Pull out every line below that holds the word "Temperature".

RECORDS SHOWN ->
· · · · · · ·
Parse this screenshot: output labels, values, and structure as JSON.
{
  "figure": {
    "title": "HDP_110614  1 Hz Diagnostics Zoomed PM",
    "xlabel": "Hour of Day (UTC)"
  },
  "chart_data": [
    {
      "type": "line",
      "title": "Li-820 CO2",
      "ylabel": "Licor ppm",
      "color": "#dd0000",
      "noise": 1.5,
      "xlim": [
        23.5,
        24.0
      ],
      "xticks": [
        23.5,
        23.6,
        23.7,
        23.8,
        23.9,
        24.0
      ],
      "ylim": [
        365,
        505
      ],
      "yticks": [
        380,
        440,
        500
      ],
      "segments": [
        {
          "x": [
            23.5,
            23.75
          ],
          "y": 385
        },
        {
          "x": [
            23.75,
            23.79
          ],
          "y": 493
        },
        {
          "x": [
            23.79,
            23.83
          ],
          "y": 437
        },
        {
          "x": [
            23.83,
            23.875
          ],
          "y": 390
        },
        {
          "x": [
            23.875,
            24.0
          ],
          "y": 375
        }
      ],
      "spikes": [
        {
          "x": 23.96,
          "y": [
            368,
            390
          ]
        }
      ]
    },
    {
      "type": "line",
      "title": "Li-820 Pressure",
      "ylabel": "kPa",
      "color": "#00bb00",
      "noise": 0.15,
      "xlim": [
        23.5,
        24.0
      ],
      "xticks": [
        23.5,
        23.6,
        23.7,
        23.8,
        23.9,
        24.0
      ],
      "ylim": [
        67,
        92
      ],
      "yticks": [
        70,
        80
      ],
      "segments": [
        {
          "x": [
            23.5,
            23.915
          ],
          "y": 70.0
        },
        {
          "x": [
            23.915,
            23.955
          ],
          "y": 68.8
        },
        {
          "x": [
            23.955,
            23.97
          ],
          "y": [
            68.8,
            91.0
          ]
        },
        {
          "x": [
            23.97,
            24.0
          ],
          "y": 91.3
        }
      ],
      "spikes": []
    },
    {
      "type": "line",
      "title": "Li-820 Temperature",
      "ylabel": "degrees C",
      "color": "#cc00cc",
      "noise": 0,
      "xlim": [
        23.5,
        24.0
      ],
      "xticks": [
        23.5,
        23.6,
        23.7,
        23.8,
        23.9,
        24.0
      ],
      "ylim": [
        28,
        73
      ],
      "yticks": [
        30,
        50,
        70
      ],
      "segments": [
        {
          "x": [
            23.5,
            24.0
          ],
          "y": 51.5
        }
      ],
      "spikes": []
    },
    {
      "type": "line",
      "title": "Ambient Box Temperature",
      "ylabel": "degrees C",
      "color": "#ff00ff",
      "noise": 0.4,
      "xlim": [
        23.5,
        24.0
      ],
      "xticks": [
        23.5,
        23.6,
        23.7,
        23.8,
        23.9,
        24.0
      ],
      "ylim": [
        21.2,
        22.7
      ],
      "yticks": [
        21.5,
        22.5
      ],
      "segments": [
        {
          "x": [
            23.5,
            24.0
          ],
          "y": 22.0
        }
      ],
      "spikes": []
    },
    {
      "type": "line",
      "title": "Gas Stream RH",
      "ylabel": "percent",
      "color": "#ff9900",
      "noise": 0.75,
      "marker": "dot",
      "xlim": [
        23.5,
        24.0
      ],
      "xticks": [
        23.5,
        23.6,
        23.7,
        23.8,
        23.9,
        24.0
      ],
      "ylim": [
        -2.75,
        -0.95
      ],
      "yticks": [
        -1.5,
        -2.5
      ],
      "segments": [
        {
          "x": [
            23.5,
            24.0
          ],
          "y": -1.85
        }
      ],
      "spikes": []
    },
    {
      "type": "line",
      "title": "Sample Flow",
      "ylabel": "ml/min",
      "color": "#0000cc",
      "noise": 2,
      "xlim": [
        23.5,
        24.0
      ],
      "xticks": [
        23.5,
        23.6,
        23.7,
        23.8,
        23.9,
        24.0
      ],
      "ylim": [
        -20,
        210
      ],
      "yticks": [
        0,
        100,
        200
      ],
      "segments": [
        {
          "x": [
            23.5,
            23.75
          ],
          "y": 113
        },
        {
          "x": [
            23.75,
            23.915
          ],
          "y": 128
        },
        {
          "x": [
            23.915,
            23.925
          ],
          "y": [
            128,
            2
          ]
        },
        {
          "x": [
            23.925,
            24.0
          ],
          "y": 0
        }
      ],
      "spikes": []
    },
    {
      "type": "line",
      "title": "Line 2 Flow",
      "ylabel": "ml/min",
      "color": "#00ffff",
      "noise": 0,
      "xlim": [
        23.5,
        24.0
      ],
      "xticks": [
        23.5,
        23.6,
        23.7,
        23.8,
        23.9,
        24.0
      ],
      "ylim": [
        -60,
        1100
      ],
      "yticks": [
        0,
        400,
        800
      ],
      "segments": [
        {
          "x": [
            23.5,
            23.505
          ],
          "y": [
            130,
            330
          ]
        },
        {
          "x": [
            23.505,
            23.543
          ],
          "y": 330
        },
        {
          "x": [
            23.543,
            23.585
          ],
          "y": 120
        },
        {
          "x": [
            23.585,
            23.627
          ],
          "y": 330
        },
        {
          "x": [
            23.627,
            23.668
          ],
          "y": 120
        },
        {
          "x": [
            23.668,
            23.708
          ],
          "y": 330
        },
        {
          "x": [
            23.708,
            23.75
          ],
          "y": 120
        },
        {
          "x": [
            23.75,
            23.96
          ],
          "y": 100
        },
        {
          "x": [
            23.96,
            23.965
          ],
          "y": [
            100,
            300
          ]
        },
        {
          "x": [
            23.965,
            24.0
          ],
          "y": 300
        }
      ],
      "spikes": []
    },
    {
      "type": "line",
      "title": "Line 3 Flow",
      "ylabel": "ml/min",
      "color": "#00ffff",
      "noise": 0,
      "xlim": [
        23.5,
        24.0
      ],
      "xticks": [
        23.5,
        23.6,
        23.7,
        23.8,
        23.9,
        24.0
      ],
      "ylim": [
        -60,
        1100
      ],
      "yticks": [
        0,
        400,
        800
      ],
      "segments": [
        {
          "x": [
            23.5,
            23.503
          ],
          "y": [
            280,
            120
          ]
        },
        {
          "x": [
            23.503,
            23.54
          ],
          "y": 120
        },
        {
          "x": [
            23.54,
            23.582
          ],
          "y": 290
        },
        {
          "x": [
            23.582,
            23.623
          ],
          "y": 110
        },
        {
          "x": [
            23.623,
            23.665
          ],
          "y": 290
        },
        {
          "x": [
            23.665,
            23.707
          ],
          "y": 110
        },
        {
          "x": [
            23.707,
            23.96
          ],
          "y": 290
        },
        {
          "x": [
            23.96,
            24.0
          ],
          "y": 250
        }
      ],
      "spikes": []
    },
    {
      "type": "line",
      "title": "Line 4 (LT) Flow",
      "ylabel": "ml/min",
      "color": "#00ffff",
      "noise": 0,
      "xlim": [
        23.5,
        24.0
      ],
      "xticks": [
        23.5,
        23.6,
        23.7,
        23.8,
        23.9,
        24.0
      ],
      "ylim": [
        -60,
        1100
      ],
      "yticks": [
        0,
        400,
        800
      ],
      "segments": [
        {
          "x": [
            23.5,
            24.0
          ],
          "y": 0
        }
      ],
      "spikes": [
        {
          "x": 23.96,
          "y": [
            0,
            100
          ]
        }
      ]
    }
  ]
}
· · · · · · ·
EXERCISE RESULT ->
      "title": "Li-820 Temperature",
      "title": "Ambient Box Temperature",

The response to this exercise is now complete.